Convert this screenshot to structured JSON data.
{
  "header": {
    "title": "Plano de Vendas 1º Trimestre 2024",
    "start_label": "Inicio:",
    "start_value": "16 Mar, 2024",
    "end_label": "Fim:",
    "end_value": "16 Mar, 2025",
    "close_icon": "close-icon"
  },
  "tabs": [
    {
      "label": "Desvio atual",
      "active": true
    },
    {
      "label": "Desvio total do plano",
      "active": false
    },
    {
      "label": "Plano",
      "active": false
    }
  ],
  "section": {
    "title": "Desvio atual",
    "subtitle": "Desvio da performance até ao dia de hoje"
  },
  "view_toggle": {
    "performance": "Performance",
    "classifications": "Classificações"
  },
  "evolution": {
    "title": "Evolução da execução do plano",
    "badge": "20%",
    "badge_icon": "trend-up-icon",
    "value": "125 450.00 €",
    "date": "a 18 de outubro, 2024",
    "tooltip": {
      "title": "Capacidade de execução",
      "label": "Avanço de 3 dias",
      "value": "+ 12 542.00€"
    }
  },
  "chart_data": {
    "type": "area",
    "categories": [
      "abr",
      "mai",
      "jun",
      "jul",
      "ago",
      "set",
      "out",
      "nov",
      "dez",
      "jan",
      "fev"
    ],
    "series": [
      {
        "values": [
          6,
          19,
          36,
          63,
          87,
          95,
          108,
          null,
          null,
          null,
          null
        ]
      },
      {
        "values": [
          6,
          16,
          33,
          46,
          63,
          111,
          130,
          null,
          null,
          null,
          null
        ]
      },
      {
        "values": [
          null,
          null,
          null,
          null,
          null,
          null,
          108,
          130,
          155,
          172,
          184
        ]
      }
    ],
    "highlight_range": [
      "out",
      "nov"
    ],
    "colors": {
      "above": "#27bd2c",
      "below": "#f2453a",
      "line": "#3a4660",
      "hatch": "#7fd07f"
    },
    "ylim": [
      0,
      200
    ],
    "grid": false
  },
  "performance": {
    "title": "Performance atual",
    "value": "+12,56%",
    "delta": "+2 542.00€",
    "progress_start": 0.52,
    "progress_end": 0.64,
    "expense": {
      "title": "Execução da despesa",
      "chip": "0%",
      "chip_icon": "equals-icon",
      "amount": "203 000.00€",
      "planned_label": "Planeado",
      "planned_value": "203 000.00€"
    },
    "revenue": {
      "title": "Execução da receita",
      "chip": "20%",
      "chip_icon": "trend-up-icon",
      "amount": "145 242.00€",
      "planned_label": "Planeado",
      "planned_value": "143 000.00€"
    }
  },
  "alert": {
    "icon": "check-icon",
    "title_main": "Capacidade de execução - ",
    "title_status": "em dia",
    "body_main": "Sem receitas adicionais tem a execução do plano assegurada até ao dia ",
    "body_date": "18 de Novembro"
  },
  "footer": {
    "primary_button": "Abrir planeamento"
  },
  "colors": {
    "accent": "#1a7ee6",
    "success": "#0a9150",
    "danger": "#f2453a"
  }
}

....

__Goal__
Reproduce all the data word for word.

__Right answer__
Convert this screenshot to structured JSON data.
{
  "header": {
    "title": "Plano de Vendas 1º Trimestre 2024",
    "start_label": "Inicio:",
    "start_value": "16 Mar, 2024",
    "end_label": "Fim:",
    "end_value": "16 Mar, 2025",
    "close_icon": "close-icon"
  },
  "tabs": [
    {
      "label": "Desvio atual",
      "active": true
    },
    {
      "label": "Desvio total do plano",
      "active": false
    },
    {
      "label": "Plano",
      "active": false
    }
  ],
  "section": {
    "title": "Desvio atual",
    "subtitle": "Desvio da performance até ao dia de hoje"
  },
  "view_toggle": {
    "performance": "Performance",
    "classifications": "Classificações"
  },
  "evolution": {
    "title": "Evolução da execução do plano",
    "badge": "20%",
    "badge_icon": "trend-up-icon",
    "value": "125 450.00 €",
    "date": "a 18 de outubro, 2024",
    "tooltip": {
      "title": "Capacidade de execução",
      "label": "Avanço de 3 dias",
      "value": "+ 12 542.00€"
    }
  },
  "chart_data": {
    "type": "area",
    "categories": [
      "abr",
      "mai",
      "jun",
      "jul",
      "ago",
      "set",
      "out",
      "nov",
      "dez",
      "jan",
      "fev"
    ],
    "series": [
      {
        "values": [
          6,
          19,
          36,
          63,
          87,
          95,
          108,
          null,
          null,
          null,
          null
        ]
      },
      {
        "values": [
          6,
          16,
          33,
          46,
          63,
          111,
          130,
          null,
          null,
          null,
          null
        ]
      },
      {
        "values": [
          null,
          null,
          null,
          null,
          null,
          null,
          108,
          130,
          155,
          172,
          184
        ]
      }
    ],
    "highlight_range": [
      "out",
      "nov"
    ],
    "colors": {
      "above": "#27bd2c",
      "below": "#f2453a",
      "line": "#3a4660",
      "hatch": "#7fd07f"
    },
    "ylim": [
      0,
      200
    ],
    "grid": false
  },
  "performance": {
    "title": "Performance atual",
    "value": "+12,56%",
    "delta": "+2 542.00€",
    "progress_start": 0.52,
    "progress_end": 0.64,
    "expense": {
      "title": "Execução da despesa",
      "chip": "0%",
      "chip_icon": "equals-icon",
      "amount": "203 000.00€",
      "planned_label": "Planeado",
      "planned_value": "203 000.00€"
    },
    "revenue": {
      "title": "Execução da receita",
      "chip": "20%",
      "chip_icon": "trend-up-icon",
      "amount": "145 242.00€",
      "planned_label": "Planeado",
      "planned_value": "143 000.00€"
    }
  },
  "alert": {
    "icon": "check-icon",
    "title_main": "Capacidade de execução - ",
    "title_status": "em dia",
    "body_main": "Sem receitas adicionais tem a execução do plano assegurada até ao dia ",
    "body_date": "18 de Novembro"
  },
  "footer": {
    "primary_button": "Abrir planeamento"
  },
  "colors": {
    "accent": "#1a7ee6",
    "success": "#0a9150",
    "danger": "#f2453a"
  }
}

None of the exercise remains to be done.